# Task brief
Copy out every line that contains the word "Dinara".

* START Input rows *

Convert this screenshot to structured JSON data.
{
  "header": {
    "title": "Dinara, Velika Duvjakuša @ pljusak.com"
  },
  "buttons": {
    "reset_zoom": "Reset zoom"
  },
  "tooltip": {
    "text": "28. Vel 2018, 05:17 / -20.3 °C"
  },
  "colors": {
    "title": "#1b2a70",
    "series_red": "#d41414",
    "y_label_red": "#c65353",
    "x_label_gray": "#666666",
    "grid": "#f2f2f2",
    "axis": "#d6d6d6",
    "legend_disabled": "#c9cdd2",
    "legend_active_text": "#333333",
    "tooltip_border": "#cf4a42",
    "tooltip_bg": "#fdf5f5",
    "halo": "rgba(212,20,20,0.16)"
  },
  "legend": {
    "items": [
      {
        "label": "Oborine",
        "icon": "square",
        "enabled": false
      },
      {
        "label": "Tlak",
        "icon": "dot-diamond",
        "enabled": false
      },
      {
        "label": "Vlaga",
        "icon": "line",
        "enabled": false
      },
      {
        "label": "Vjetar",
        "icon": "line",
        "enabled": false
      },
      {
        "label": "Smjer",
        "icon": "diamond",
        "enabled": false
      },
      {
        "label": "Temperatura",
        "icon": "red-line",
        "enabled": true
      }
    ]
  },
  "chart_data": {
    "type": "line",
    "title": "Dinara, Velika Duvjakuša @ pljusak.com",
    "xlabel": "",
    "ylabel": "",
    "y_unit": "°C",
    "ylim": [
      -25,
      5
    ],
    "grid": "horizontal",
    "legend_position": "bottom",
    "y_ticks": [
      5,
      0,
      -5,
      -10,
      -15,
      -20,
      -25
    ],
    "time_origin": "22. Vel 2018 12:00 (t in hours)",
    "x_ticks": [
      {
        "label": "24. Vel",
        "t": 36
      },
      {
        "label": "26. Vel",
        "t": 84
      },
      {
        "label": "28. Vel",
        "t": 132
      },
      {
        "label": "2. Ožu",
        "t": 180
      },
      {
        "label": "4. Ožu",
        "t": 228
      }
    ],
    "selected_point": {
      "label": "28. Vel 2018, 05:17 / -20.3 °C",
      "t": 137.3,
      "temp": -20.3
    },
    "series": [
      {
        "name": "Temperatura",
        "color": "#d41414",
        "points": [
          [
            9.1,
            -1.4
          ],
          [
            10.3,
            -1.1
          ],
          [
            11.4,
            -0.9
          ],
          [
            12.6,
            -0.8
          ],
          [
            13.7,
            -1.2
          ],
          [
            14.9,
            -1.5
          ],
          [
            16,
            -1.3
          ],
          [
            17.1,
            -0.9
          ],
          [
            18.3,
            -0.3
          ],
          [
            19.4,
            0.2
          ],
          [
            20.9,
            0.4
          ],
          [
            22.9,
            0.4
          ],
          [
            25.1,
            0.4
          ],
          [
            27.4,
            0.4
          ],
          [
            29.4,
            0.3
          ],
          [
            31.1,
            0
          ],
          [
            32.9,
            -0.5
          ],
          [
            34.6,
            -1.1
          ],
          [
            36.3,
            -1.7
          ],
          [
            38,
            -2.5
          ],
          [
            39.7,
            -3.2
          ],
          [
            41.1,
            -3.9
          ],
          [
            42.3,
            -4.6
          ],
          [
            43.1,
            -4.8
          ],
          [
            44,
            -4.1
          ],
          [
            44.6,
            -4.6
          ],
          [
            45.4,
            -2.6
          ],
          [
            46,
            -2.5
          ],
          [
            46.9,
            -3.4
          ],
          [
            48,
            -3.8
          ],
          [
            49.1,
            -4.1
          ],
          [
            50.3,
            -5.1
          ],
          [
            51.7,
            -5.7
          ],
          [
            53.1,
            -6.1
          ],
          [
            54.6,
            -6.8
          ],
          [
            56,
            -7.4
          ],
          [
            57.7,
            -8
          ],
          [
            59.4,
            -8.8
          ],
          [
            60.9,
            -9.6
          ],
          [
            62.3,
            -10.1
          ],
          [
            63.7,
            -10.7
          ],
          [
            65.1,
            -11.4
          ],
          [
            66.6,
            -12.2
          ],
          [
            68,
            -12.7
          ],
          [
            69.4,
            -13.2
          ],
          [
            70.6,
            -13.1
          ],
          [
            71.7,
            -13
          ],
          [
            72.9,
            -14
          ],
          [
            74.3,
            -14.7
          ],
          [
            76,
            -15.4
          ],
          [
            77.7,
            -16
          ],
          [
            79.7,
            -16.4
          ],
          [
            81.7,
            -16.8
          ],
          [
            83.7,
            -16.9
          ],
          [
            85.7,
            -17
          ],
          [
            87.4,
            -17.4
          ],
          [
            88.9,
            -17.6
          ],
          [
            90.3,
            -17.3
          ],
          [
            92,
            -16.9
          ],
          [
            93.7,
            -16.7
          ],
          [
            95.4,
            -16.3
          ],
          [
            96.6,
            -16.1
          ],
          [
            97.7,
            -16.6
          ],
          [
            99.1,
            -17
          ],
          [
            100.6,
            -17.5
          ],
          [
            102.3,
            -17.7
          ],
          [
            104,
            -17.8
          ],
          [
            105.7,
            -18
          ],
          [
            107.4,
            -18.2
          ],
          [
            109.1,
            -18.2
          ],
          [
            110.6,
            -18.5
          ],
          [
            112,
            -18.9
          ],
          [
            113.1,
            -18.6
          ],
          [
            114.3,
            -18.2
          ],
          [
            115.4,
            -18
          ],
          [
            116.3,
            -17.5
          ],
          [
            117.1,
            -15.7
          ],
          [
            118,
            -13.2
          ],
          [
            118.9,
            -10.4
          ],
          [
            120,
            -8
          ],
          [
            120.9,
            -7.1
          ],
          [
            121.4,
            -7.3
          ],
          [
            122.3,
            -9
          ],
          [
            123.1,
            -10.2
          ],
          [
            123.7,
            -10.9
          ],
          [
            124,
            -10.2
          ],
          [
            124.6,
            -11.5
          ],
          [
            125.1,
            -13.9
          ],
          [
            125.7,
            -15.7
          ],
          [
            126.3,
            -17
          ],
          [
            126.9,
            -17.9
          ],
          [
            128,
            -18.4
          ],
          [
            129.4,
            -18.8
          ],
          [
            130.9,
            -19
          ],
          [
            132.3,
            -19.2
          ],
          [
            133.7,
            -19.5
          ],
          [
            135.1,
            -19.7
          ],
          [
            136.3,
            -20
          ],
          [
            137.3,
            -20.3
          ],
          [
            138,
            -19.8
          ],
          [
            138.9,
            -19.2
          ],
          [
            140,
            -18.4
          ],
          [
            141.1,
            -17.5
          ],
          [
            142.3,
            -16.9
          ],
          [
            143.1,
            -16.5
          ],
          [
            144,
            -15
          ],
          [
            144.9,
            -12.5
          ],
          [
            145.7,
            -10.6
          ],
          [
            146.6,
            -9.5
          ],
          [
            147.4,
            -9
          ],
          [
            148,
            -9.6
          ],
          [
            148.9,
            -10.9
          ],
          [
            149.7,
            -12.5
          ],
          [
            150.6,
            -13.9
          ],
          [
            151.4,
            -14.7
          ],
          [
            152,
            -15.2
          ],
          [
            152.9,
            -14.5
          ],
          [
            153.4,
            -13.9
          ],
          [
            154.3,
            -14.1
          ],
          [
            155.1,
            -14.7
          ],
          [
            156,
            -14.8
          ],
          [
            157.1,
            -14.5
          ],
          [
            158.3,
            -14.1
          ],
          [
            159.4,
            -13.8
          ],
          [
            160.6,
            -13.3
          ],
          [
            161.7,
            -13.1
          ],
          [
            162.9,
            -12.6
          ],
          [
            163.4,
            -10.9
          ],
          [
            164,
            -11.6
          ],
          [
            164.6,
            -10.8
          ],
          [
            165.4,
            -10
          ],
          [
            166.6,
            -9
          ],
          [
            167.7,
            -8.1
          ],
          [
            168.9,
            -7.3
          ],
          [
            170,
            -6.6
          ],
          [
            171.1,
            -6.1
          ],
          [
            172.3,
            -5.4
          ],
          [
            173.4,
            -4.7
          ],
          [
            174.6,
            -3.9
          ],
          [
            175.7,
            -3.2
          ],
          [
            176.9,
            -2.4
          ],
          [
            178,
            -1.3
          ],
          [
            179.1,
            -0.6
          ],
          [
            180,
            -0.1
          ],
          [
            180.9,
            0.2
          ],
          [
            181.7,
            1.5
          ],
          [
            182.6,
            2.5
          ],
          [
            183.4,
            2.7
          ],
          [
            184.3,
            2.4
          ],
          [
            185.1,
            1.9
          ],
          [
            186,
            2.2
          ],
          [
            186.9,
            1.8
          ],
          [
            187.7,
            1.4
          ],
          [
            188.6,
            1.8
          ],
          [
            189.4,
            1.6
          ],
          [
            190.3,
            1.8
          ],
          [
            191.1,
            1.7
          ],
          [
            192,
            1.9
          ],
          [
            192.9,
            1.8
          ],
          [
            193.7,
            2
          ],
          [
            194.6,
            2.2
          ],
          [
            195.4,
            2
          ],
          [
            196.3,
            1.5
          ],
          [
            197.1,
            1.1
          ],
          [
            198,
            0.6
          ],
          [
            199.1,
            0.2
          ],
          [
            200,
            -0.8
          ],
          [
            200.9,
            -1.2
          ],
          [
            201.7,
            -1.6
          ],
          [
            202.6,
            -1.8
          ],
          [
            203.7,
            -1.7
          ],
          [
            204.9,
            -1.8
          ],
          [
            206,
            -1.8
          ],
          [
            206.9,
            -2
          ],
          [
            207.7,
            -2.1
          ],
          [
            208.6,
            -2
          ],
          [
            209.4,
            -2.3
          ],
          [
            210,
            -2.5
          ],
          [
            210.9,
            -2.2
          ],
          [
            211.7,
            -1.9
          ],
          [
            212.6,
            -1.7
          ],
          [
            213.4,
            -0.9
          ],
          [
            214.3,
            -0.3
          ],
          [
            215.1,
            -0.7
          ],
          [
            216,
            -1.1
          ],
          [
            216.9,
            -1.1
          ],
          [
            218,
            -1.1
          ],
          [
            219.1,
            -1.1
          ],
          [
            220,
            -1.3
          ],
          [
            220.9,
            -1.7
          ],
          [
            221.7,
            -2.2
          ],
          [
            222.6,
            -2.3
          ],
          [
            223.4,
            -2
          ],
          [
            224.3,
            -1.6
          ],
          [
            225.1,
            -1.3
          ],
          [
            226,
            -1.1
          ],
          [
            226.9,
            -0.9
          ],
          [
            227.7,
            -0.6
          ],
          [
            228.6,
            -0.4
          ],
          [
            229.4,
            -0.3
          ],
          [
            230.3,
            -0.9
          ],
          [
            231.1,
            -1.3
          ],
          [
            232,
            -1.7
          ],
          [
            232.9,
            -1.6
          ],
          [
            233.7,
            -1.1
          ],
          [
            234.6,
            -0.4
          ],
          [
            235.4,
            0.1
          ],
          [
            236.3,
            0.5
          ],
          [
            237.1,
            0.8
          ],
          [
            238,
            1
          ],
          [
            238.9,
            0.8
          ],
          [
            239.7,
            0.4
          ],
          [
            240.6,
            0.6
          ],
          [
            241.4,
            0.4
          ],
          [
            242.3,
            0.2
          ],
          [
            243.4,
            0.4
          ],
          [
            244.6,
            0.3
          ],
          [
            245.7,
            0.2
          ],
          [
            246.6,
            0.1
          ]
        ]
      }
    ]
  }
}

* END Input rows *

# Exercise answer
    "title": "Dinara, Velika Duvjakuša @ pljusak.com"
    "title": "Dinara, Velika Duvjakuša @ pljusak.com",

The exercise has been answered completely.